━━━ STORED ROWS

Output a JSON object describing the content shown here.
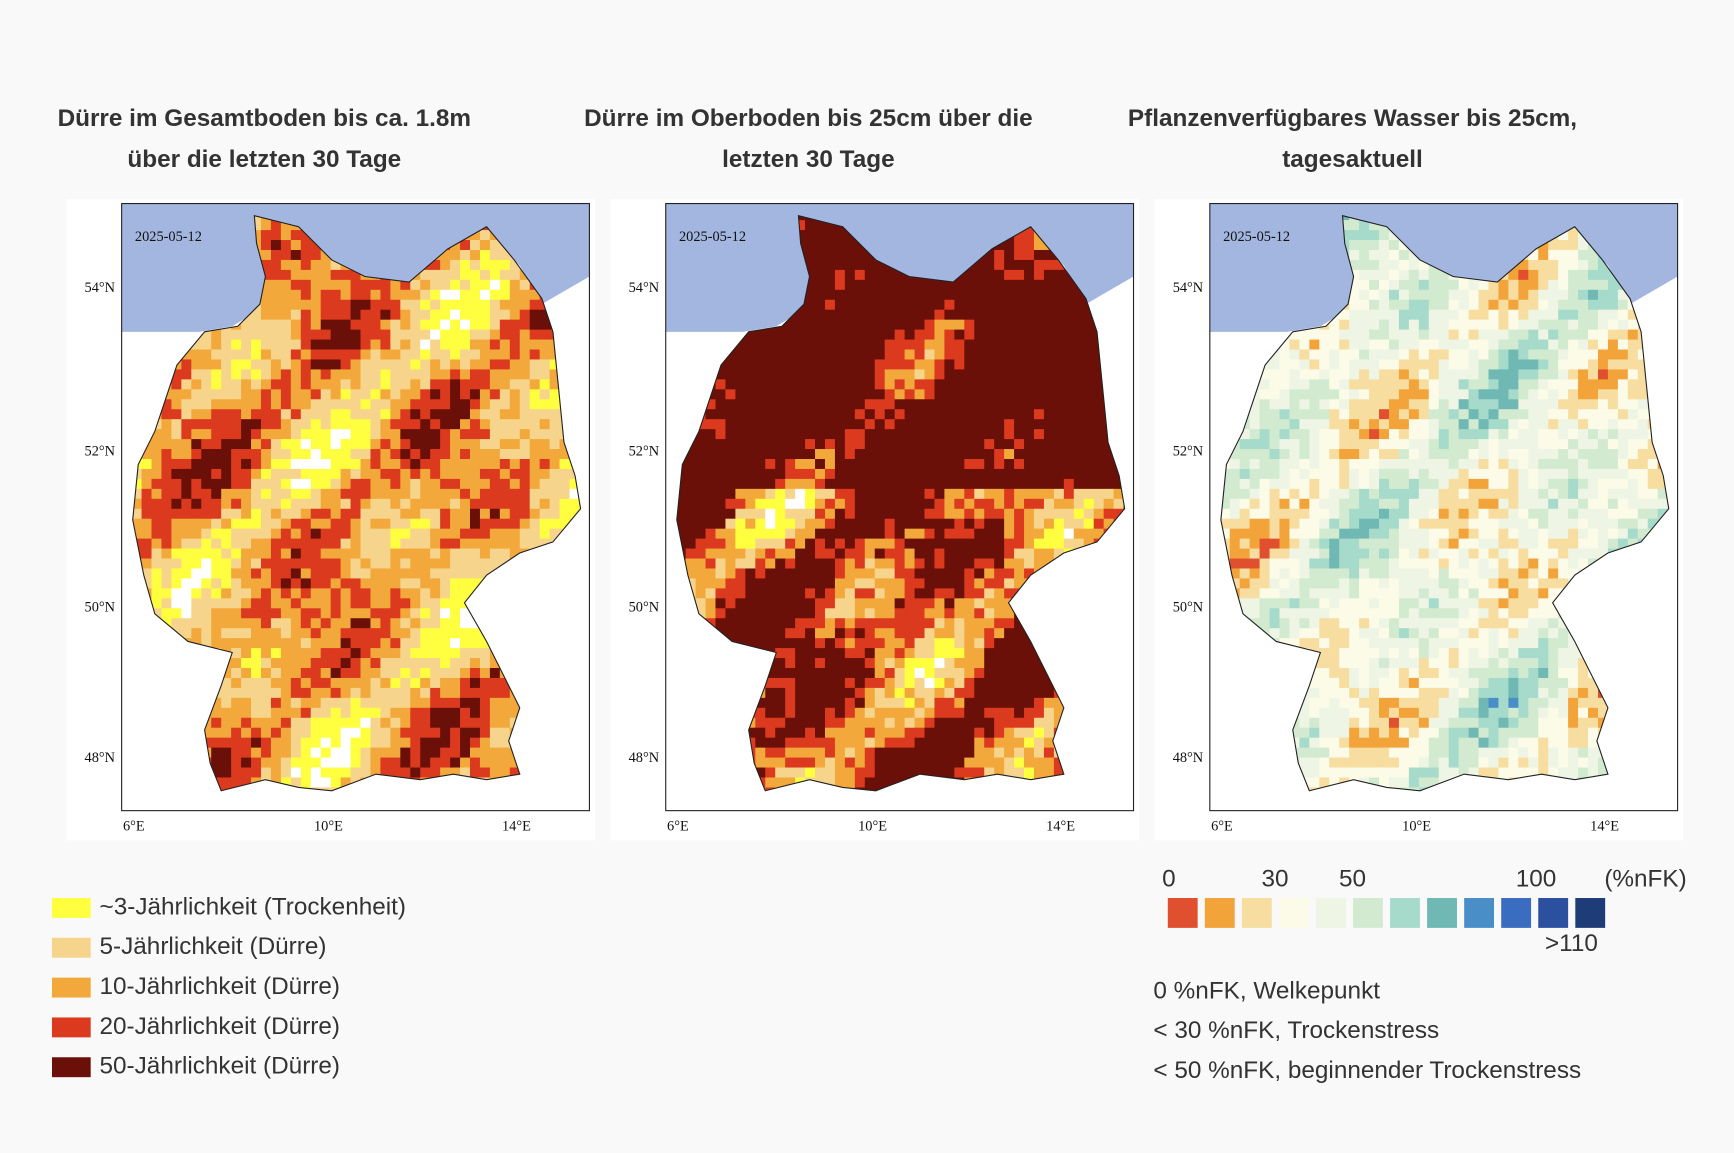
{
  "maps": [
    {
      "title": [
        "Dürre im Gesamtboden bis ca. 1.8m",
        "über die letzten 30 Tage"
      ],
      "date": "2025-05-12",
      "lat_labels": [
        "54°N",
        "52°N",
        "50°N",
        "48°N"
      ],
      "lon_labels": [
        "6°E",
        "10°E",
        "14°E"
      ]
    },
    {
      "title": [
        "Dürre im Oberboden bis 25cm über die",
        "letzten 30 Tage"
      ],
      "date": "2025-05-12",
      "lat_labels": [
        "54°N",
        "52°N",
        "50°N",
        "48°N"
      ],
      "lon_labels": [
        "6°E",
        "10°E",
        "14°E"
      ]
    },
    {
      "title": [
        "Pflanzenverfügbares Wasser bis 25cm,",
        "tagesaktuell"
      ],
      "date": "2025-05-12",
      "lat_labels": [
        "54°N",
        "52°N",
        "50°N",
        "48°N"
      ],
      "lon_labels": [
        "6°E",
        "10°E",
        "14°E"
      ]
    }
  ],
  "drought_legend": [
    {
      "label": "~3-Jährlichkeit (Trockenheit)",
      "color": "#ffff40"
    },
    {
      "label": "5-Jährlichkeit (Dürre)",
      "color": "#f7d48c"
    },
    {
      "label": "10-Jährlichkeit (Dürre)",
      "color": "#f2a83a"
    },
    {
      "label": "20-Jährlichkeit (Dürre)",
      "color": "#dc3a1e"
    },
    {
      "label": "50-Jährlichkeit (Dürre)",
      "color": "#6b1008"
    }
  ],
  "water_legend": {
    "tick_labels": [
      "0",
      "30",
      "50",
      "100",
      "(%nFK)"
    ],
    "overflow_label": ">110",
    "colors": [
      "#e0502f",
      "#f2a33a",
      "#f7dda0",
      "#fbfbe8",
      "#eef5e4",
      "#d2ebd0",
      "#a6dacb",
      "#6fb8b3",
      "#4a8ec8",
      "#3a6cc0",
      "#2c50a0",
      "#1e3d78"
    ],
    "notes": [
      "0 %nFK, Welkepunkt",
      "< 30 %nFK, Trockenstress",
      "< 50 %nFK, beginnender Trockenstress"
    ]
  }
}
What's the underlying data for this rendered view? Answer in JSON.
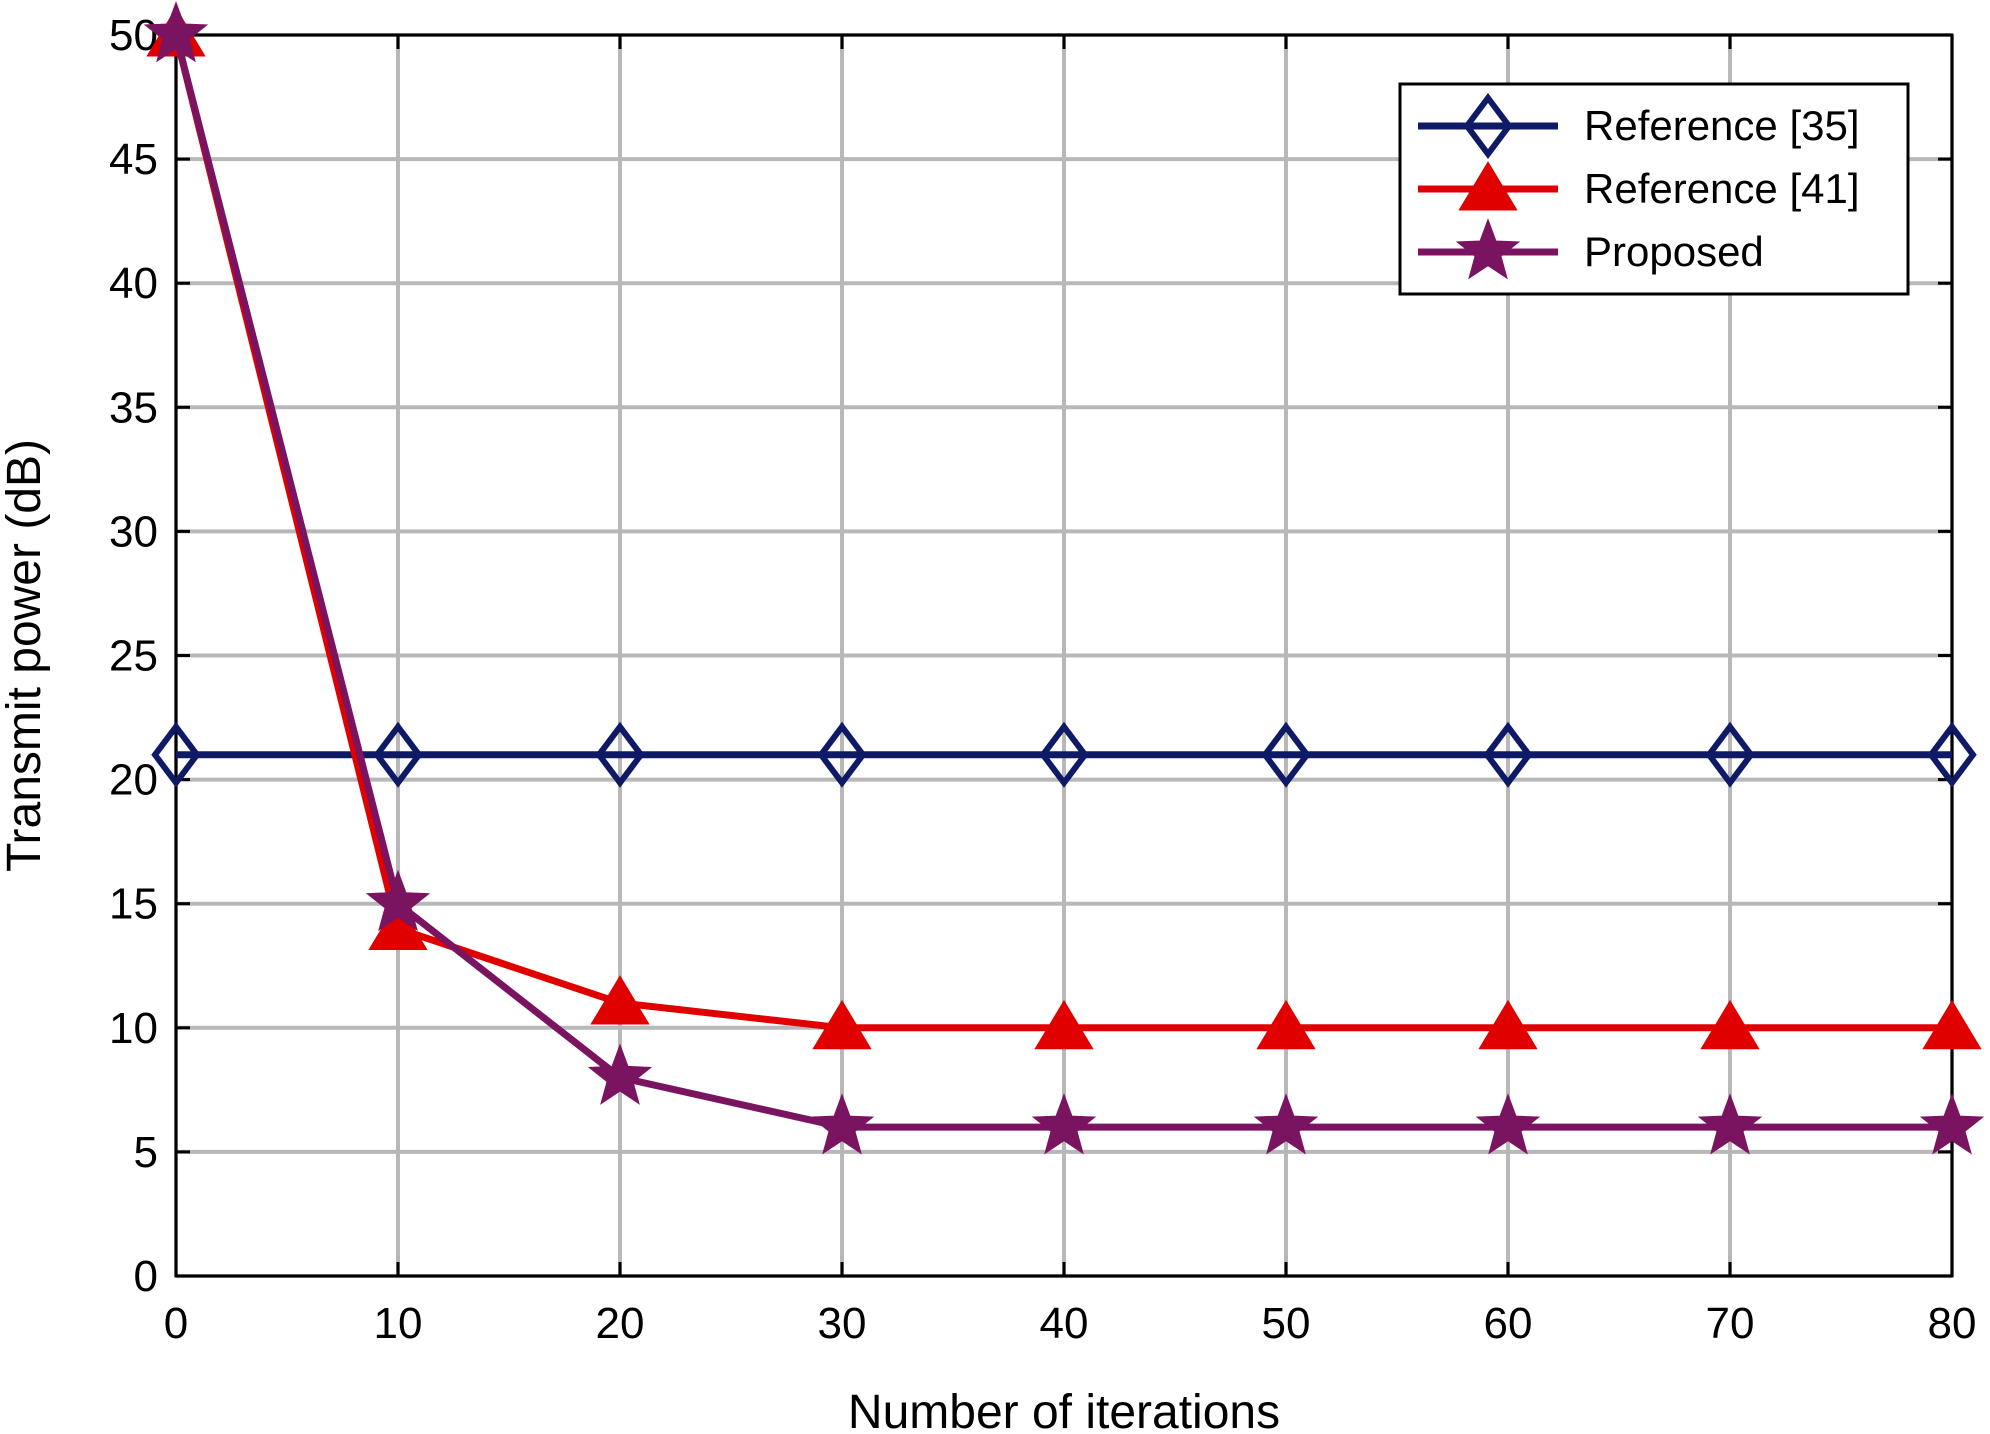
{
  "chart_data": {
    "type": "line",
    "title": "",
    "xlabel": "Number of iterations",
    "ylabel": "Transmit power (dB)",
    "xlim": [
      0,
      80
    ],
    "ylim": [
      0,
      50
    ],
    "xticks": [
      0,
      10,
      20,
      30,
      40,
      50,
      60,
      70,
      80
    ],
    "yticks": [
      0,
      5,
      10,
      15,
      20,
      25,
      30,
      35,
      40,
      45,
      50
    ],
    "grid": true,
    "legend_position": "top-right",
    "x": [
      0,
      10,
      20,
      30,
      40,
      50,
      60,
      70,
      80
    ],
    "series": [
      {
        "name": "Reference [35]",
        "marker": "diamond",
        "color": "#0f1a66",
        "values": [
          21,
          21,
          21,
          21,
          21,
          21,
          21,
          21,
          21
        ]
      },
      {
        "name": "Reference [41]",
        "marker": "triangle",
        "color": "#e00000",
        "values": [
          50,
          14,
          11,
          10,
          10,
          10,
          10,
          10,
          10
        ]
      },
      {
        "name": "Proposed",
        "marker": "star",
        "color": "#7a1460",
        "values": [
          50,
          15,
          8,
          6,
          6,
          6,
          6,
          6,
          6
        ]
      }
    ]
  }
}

━━━━━━

EXERCISE PROMPT: Gather all the lines that include the word "über" and copy them out.

TASK RESULT:
        "über die letzten 30 Tage"
        "Dürre im Oberboden bis 25cm über die",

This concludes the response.